-- EXCERPTED PASSAGE --
• • •

Trump, the evangelicals and the Middle East
On Monday 14 May, an American delegation, including White House officials and major Republican party donors, officially opened the US Embassy in Jerusalem, thereby recognising the city as Israel's capital and handing a major victory to Benjamin Netanyahu's government. The ceremony was attended by President Donald Trump's daughter, Ivanka, and her husband Jared Kushner.
The move sealed Trump's pledge to the Christian right, evangelical/fundamentalist Christians and the Orthodox Jewish community in the US to relocate the embassy from Tel Aviv to Jerusalem. One of Trump’s closest advisors, the evangelical pastor Robert Jeffress, gave the invocation at the opening ceremony - a clearly unconstitutional move to allow a religious ceremony at a proscribed secular proceeding.
The power of minor constituencies
Jeffress is a most unusual pastor. He has called Jews, Muslims, Hindus and Mormons heretics. He said the Catholic Church is an instrument of Satan. He said during the presidential election that supporters of Hillary Clinton would be sent to hell. He is, in short, psychotic.
The embassy move is more emblematic of the abject abandonment of the peace process under Trump and the end of the two state solution than any that have proceeded. The power the Orthodox Jewish and evangelical Christian communities now have to determine the Middle East policy of the Trump administration can't have been more fully revealed.
The influence evangelicals have over Trump is everywhere to be seen. World-renowned Christian evangelist Billy Graham, who died in February, was given the distinction of lying in honour in the US Capitol rotunda, with political leaders and the public allowed to pay their respects.
There have been only 33 instances of people lying in state or honour since 1852, and it has traditionally been limited to presidents, political leaders and military heroes. A few civilians, including civil rights icon Rosa Parks and two Capitol police officers who were killed while confronting an armed intruder, have also been honoured in this way.
Never before has the distinction been afforded to a religious leader. There were muted calls to deny Graham the honour on the basis that it contradicted the First Amendment freedom from state-imposed religion.
Graham once made anti-Semitic remarks, which were caught on tape in President Richard Nixon’s office and later revealed during the Watergate investigation. Graham agreed with Nixon’s claim that Jews were trying to take over the country and, importantly, the media. "This [Jewish] stranglehold has got to be broken or the country’s going down the drain," Graham said on the tape. He further referenced his own Jewish friends in the media, adding: “They don’t know how I really feel about what they’re doing to this country."
These are the kinds of currents running through the White House right now. As it is now applied, the power held by Christian evangelicals in Donald Trump's US directly contradicts the elemental principles of American democracy, representing a clear danger to the country, and - given American influence - the world.
Fundamentalists and evangelicals are driven by the pursuit of their own salvation. They believe they are destined to enjoy an eternity of bliss in paradise and are quite prepared - anxious even - to subordinate the constitution to that end. They want civil law to be replaced by biblical law, as they alone interpret it.
Falwell was viscerally opposed to Islam, which the Christian right viewed as the embodiment of a particular, inexplicable evil
Traditionally, a fundamental belief of Evangelicalism is the rebirth of biblical Israel. Many evangelicals believe that a reconstitution of that entirely fictional kingdom - with Jerusalem at its heart - will inspire the return of the Messiah, Jesus Christ, and bring with it their ascension to heaven. Those unfortunate enough not to share their belief will be disposed of by the Messiah. That includes the majority of Jewish heretics.

• • •

-- DATASET RECORDS --
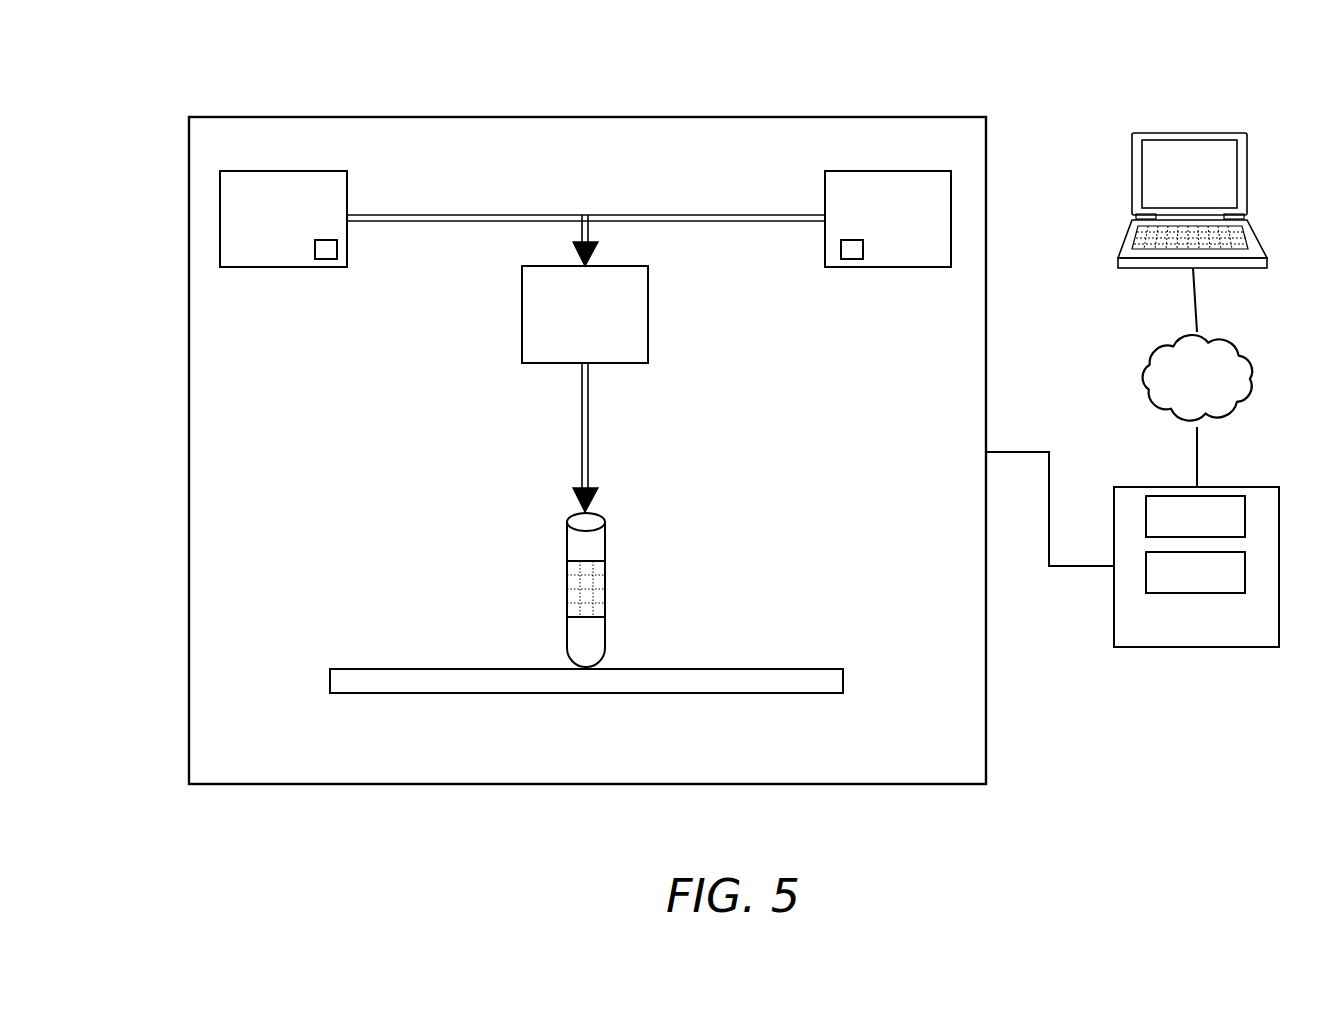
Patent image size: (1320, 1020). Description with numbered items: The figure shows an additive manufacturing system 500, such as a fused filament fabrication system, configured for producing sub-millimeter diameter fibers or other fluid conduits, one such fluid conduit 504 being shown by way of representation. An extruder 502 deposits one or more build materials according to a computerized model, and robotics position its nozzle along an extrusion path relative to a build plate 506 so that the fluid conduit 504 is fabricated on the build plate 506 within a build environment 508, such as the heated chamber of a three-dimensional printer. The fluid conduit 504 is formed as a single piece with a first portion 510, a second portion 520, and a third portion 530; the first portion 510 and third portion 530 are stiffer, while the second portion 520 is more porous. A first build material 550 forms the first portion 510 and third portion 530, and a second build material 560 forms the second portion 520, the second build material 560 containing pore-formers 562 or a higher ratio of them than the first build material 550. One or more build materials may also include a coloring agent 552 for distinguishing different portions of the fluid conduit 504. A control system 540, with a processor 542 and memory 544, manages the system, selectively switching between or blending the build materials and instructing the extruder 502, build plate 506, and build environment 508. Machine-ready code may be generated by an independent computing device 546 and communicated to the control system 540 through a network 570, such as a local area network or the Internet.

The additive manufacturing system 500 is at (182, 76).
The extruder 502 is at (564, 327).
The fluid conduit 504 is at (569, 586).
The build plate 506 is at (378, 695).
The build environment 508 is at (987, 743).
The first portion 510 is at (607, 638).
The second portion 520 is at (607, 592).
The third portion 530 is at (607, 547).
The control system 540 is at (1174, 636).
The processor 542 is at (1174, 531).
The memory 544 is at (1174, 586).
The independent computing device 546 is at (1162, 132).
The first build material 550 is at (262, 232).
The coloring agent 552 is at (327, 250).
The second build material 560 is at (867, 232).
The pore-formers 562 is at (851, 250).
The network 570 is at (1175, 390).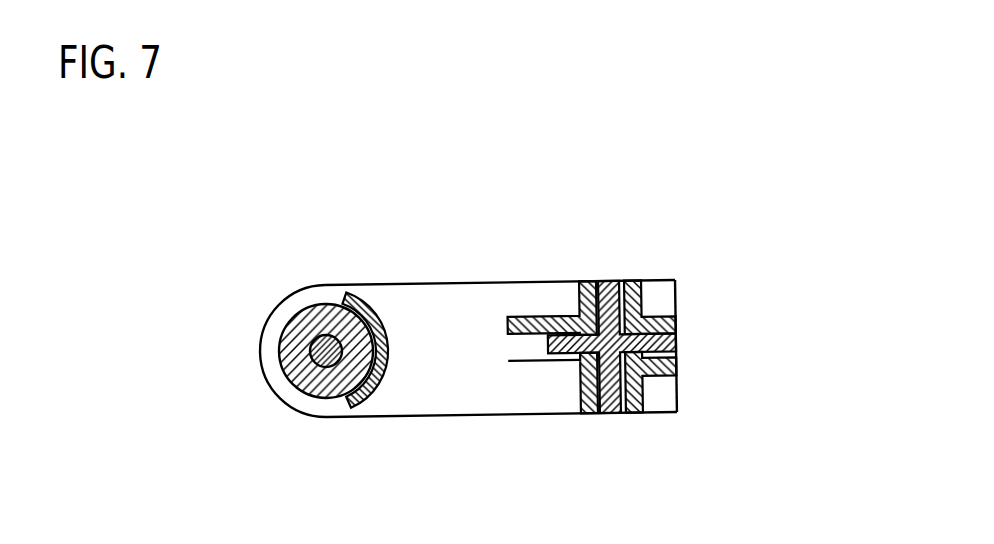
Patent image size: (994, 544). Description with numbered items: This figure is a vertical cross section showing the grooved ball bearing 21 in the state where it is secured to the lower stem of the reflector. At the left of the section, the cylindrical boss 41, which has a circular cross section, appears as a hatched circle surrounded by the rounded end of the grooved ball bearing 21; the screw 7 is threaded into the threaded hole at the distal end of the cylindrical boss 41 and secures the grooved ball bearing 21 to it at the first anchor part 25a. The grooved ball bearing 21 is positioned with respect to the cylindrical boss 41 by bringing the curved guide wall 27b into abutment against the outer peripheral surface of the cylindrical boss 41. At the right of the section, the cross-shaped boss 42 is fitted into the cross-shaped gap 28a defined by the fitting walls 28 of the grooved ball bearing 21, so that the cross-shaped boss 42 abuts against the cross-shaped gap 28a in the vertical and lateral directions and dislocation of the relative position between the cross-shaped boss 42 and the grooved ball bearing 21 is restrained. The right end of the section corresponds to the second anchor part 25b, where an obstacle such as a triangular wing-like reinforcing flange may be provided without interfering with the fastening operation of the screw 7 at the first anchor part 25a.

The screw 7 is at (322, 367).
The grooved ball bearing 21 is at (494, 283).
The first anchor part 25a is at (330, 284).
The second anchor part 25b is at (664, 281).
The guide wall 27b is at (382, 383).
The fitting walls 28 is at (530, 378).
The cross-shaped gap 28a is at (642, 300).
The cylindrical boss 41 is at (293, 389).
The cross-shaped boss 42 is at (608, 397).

• • •

-- WHAT THE EXERCISE ASKS --
From the article on Trump, the evangelicals and the Middle East above, copy the passage word for word, starting at "Trump, the evangelicals" and ending at "proscribed secular proceeding.".

-- SOLUTION --
Trump, the evangelicals and the Middle East
On Monday 14 May, an American delegation, including White House officials and major Republican party donors, officially opened the US Embassy in Jerusalem, thereby recognising the city as Israel's capital and handing a major victory to Benjamin Netanyahu's government. The ceremony was attended by President Donald Trump's daughter, Ivanka, and her husband Jared Kushner.
The move sealed Trump's pledge to the Christian right, evangelical/fundamentalist Christians and the Orthodox Jewish community in the US to relocate the embassy from Tel Aviv to Jerusalem. One of Trump’s closest advisors, the evangelical pastor Robert Jeffress, gave the invocation at the opening ceremony - a clearly unconstitutional move to allow a religious ceremony at a proscribed secular proceeding.